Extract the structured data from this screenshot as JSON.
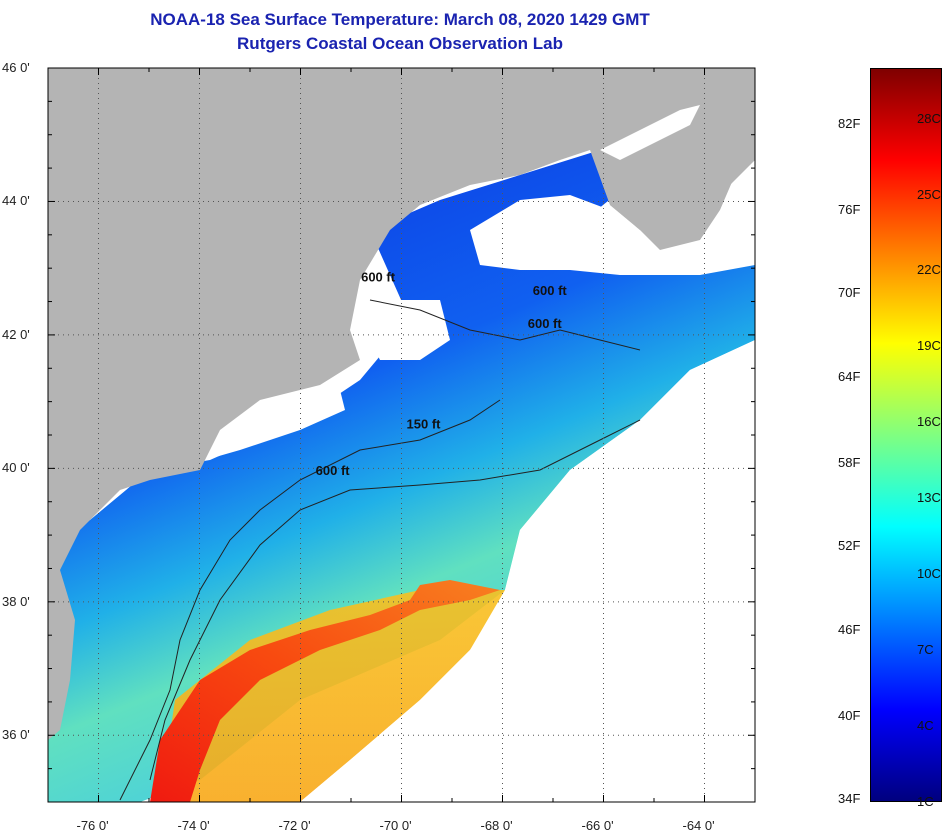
{
  "title": "NOAA-18 Sea Surface Temperature:  March 08, 2020 1429 GMT",
  "subtitle": "Rutgers Coastal Ocean Observation Lab",
  "map": {
    "lon_range": [
      -77,
      -63
    ],
    "lat_range": [
      35,
      46
    ],
    "lon_ticks": [
      {
        "value": -76,
        "label": "-76 0'"
      },
      {
        "value": -74,
        "label": "-74 0'"
      },
      {
        "value": -72,
        "label": "-72 0'"
      },
      {
        "value": -70,
        "label": "-70 0'"
      },
      {
        "value": -68,
        "label": "-68 0'"
      },
      {
        "value": -66,
        "label": "-66 0'"
      },
      {
        "value": -64,
        "label": "-64 0'"
      }
    ],
    "lat_ticks": [
      {
        "value": 46,
        "label": "46 0'"
      },
      {
        "value": 44,
        "label": "44 0'"
      },
      {
        "value": 42,
        "label": "42 0'"
      },
      {
        "value": 40,
        "label": "40 0'"
      },
      {
        "value": 38,
        "label": "38 0'"
      },
      {
        "value": 36,
        "label": "36 0'"
      }
    ],
    "grid": true,
    "depth_contour_labels": [
      {
        "text": "600 ft",
        "lon": -70.8,
        "lat": 42.8
      },
      {
        "text": "600 ft",
        "lon": -67.4,
        "lat": 42.6
      },
      {
        "text": "600 ft",
        "lon": -67.5,
        "lat": 42.1
      },
      {
        "text": "150 ft",
        "lon": -69.9,
        "lat": 40.6
      },
      {
        "text": "600 ft",
        "lon": -71.7,
        "lat": 39.9
      }
    ],
    "colors": {
      "land": "#b4b4b4",
      "cloud": "#ffffff",
      "contour": "#222222"
    }
  },
  "colorbar": {
    "f_labels": [
      {
        "label": "82F",
        "value_c": 27.8
      },
      {
        "label": "76F",
        "value_c": 24.4
      },
      {
        "label": "70F",
        "value_c": 21.1
      },
      {
        "label": "64F",
        "value_c": 17.8
      },
      {
        "label": "58F",
        "value_c": 14.4
      },
      {
        "label": "52F",
        "value_c": 11.1
      },
      {
        "label": "46F",
        "value_c": 7.8
      },
      {
        "label": "40F",
        "value_c": 4.4
      },
      {
        "label": "34F",
        "value_c": 1.1
      }
    ],
    "c_labels": [
      {
        "label": "28C",
        "value_c": 28
      },
      {
        "label": "25C",
        "value_c": 25
      },
      {
        "label": "22C",
        "value_c": 22
      },
      {
        "label": "19C",
        "value_c": 19
      },
      {
        "label": "16C",
        "value_c": 16
      },
      {
        "label": "13C",
        "value_c": 13
      },
      {
        "label": "10C",
        "value_c": 10
      },
      {
        "label": "7C",
        "value_c": 7
      },
      {
        "label": "4C",
        "value_c": 4
      },
      {
        "label": "1C",
        "value_c": 1
      }
    ],
    "range_c": [
      1,
      30
    ],
    "gradient": [
      "#00007f",
      "#0000ff",
      "#0080ff",
      "#00ffff",
      "#80ff80",
      "#ffff00",
      "#ff8000",
      "#ff0000",
      "#7f0000"
    ]
  }
}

----------------

■ **To do**: Each entry should be repeated exactly as it appears; the pictures stay out.

■ **Complete output**:
Extract the structured data from this screenshot as JSON.
{
  "title": "NOAA-18 Sea Surface Temperature:  March 08, 2020 1429 GMT",
  "subtitle": "Rutgers Coastal Ocean Observation Lab",
  "map": {
    "lon_range": [
      -77,
      -63
    ],
    "lat_range": [
      35,
      46
    ],
    "lon_ticks": [
      {
        "value": -76,
        "label": "-76 0'"
      },
      {
        "value": -74,
        "label": "-74 0'"
      },
      {
        "value": -72,
        "label": "-72 0'"
      },
      {
        "value": -70,
        "label": "-70 0'"
      },
      {
        "value": -68,
        "label": "-68 0'"
      },
      {
        "value": -66,
        "label": "-66 0'"
      },
      {
        "value": -64,
        "label": "-64 0'"
      }
    ],
    "lat_ticks": [
      {
        "value": 46,
        "label": "46 0'"
      },
      {
        "value": 44,
        "label": "44 0'"
      },
      {
        "value": 42,
        "label": "42 0'"
      },
      {
        "value": 40,
        "label": "40 0'"
      },
      {
        "value": 38,
        "label": "38 0'"
      },
      {
        "value": 36,
        "label": "36 0'"
      }
    ],
    "grid": true,
    "depth_contour_labels": [
      {
        "text": "600 ft",
        "lon": -70.8,
        "lat": 42.8
      },
      {
        "text": "600 ft",
        "lon": -67.4,
        "lat": 42.6
      },
      {
        "text": "600 ft",
        "lon": -67.5,
        "lat": 42.1
      },
      {
        "text": "150 ft",
        "lon": -69.9,
        "lat": 40.6
      },
      {
        "text": "600 ft",
        "lon": -71.7,
        "lat": 39.9
      }
    ],
    "colors": {
      "land": "#b4b4b4",
      "cloud": "#ffffff",
      "contour": "#222222"
    }
  },
  "colorbar": {
    "f_labels": [
      {
        "label": "82F",
        "value_c": 27.8
      },
      {
        "label": "76F",
        "value_c": 24.4
      },
      {
        "label": "70F",
        "value_c": 21.1
      },
      {
        "label": "64F",
        "value_c": 17.8
      },
      {
        "label": "58F",
        "value_c": 14.4
      },
      {
        "label": "52F",
        "value_c": 11.1
      },
      {
        "label": "46F",
        "value_c": 7.8
      },
      {
        "label": "40F",
        "value_c": 4.4
      },
      {
        "label": "34F",
        "value_c": 1.1
      }
    ],
    "c_labels": [
      {
        "label": "28C",
        "value_c": 28
      },
      {
        "label": "25C",
        "value_c": 25
      },
      {
        "label": "22C",
        "value_c": 22
      },
      {
        "label": "19C",
        "value_c": 19
      },
      {
        "label": "16C",
        "value_c": 16
      },
      {
        "label": "13C",
        "value_c": 13
      },
      {
        "label": "10C",
        "value_c": 10
      },
      {
        "label": "7C",
        "value_c": 7
      },
      {
        "label": "4C",
        "value_c": 4
      },
      {
        "label": "1C",
        "value_c": 1
      }
    ],
    "range_c": [
      1,
      30
    ],
    "gradient": [
      "#00007f",
      "#0000ff",
      "#0080ff",
      "#00ffff",
      "#80ff80",
      "#ffff00",
      "#ff8000",
      "#ff0000",
      "#7f0000"
    ]
  }
}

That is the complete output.